Identify the lines containing the word "Republic". Copy each one.

INPUT DATA:
────────────────────────────────────────

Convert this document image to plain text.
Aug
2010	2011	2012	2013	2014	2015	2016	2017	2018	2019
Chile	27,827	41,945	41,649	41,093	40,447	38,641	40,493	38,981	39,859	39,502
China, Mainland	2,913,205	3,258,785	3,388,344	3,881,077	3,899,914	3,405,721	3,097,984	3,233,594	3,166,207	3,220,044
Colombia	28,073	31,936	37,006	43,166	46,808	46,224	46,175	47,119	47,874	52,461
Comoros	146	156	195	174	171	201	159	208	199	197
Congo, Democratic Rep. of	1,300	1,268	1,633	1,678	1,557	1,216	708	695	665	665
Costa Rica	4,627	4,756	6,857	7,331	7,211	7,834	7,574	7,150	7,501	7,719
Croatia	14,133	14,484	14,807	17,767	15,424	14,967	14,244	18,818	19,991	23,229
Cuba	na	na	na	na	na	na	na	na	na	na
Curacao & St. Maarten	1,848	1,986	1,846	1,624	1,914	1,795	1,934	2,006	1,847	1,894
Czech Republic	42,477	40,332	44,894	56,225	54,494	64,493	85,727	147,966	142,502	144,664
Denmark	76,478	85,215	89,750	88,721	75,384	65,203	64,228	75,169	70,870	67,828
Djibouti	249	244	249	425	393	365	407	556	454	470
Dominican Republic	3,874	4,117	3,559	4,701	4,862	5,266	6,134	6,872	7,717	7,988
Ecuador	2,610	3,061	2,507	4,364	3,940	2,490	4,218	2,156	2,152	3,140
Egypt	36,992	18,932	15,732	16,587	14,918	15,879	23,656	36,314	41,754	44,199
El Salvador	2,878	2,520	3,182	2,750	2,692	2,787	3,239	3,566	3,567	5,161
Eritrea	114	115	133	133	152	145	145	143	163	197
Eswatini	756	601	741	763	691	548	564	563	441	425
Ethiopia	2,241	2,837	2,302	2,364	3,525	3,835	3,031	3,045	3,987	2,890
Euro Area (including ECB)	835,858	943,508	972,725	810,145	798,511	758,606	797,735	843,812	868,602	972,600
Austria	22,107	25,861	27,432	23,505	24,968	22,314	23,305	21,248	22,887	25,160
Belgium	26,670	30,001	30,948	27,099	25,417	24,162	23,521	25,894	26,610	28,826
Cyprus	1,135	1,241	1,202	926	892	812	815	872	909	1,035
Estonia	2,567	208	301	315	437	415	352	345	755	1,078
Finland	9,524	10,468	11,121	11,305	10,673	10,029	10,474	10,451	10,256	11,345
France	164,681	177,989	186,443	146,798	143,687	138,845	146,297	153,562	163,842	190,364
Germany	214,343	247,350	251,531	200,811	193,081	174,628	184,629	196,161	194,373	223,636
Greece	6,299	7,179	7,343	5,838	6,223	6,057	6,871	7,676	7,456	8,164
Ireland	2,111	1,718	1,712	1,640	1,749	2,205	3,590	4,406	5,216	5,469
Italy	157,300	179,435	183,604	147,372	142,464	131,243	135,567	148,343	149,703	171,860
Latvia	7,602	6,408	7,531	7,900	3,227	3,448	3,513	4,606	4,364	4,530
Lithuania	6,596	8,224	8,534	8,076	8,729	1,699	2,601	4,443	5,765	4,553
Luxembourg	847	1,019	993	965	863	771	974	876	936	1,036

────────────────────────────────────────

PROBLEM SOLUTION:
Czech Republic	42,477	40,332	44,894	56,225	54,494	64,493	85,727	147,966	142,502	144,664
Dominican Republic	3,874	4,117	3,559	4,701	4,862	5,266	6,134	6,872	7,717	7,988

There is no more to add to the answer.